### WORK TO DO
Under this task are some entries; return every one of them exactly.

### STORED ROWS
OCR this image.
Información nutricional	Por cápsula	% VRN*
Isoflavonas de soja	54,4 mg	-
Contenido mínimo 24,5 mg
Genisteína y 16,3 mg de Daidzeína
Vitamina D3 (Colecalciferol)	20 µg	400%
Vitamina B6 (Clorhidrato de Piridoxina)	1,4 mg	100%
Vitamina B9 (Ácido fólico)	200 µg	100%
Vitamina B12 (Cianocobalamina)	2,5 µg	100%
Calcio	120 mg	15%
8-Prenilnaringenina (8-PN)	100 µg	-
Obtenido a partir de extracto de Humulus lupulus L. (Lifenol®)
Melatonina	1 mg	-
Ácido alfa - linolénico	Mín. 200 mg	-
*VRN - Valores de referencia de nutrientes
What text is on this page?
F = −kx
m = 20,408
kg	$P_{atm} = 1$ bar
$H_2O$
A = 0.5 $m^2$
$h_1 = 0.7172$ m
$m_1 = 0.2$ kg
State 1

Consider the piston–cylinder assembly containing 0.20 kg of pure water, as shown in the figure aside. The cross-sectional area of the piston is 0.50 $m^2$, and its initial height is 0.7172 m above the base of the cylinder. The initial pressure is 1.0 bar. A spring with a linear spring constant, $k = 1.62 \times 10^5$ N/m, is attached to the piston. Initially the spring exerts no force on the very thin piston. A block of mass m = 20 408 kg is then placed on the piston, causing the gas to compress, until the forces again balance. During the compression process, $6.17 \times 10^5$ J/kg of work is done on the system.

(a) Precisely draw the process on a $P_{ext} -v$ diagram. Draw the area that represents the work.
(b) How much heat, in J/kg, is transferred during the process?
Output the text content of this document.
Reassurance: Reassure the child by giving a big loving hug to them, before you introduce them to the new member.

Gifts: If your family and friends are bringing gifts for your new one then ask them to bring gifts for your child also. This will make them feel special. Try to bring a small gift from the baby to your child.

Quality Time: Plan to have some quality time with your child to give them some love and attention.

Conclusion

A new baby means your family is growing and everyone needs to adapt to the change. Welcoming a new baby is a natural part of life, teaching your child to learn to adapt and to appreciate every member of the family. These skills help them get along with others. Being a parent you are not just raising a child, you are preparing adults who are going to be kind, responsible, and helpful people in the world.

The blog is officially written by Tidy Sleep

### WORKED ANSWER
OCR this image.
Información nutricional	Por cápsula	% VRN*
Isoflavonas de soja	54,4 mg	-
Contenido mínimo 24,5 mg
Genisteína y 16,3 mg de Daidzeína
Vitamina D3 (Colecalciferol)	20 µg	400%
Vitamina B6 (Clorhidrato de Piridoxina)	1,4 mg	100%
Vitamina B9 (Ácido fólico)	200 µg	100%
Vitamina B12 (Cianocobalamina)	2,5 µg	100%
Calcio	120 mg	15%
8-Prenilnaringenina (8-PN)	100 µg	-
Obtenido a partir de extracto de Humulus lupulus L. (Lifenol®)
Melatonina	1 mg	-
Ácido alfa - linolénico	Mín. 200 mg	-
*VRN - Valores de referencia de nutrientes
What text is on this page?
F = −kx
m = 20,408
kg	$P_{atm} = 1$ bar
$H_2O$
A = 0.5 $m^2$
$h_1 = 0.7172$ m
$m_1 = 0.2$ kg
State 1

Consider the piston–cylinder assembly containing 0.20 kg of pure water, as shown in the figure aside. The cross-sectional area of the piston is 0.50 $m^2$, and its initial height is 0.7172 m above the base of the cylinder. The initial pressure is 1.0 bar. A spring with a linear spring constant, $k = 1.62 \times 10^5$ N/m, is attached to the piston. Initially the spring exerts no force on the very thin piston. A block of mass m = 20 408 kg is then placed on the piston, causing the gas to compress, until the forces again balance. During the compression process, $6.17 \times 10^5$ J/kg of work is done on the system.

(a) Precisely draw the process on a $P_{ext} -v$ diagram. Draw the area that represents the work.
(b) How much heat, in J/kg, is transferred during the process?
Output the text content of this document.
Reassurance: Reassure the child by giving a big loving hug to them, before you introduce them to the new member.

Gifts: If your family and friends are bringing gifts for your new one then ask them to bring gifts for your child also. This will make them feel special. Try to bring a small gift from the baby to your child.

Quality Time: Plan to have some quality time with your child to give them some love and attention.

Conclusion

A new baby means your family is growing and everyone needs to adapt to the change. Welcoming a new baby is a natural part of life, teaching your child to learn to adapt and to appreciate every member of the family. These skills help them get along with others. Being a parent you are not just raising a child, you are preparing adults who are going to be kind, responsible, and helpful people in the world.

The blog is officially written by Tidy Sleep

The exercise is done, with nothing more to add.